## Set exercise
Report the count of lines below in which the string "label" occurs; include nothing else.

## Extracted records

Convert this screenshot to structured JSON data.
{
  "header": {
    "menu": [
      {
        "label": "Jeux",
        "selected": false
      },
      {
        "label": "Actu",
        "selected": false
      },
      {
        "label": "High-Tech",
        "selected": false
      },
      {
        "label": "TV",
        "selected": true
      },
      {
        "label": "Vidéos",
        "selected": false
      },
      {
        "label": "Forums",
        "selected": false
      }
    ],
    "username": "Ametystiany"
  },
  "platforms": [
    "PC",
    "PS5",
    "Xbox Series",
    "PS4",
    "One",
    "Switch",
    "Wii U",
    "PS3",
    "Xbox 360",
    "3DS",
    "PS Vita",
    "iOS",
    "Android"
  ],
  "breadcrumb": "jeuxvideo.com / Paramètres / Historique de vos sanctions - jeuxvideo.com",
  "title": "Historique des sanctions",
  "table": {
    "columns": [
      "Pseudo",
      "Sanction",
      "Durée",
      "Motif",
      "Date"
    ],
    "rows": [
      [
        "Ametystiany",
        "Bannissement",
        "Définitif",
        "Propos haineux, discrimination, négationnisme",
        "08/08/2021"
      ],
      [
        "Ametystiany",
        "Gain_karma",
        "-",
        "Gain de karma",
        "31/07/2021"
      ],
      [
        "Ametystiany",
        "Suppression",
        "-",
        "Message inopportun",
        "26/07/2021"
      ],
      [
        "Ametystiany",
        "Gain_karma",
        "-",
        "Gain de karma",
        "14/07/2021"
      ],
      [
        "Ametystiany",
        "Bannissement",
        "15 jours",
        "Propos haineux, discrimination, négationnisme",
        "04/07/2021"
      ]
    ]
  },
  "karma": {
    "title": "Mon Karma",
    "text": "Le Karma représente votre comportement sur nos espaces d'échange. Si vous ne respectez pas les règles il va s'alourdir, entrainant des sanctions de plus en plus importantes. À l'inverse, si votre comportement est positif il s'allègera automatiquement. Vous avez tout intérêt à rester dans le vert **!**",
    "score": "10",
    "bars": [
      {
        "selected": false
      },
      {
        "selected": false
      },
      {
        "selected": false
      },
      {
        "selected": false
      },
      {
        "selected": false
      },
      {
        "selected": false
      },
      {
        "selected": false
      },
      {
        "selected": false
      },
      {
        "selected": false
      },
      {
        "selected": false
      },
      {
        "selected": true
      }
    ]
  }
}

## The output
6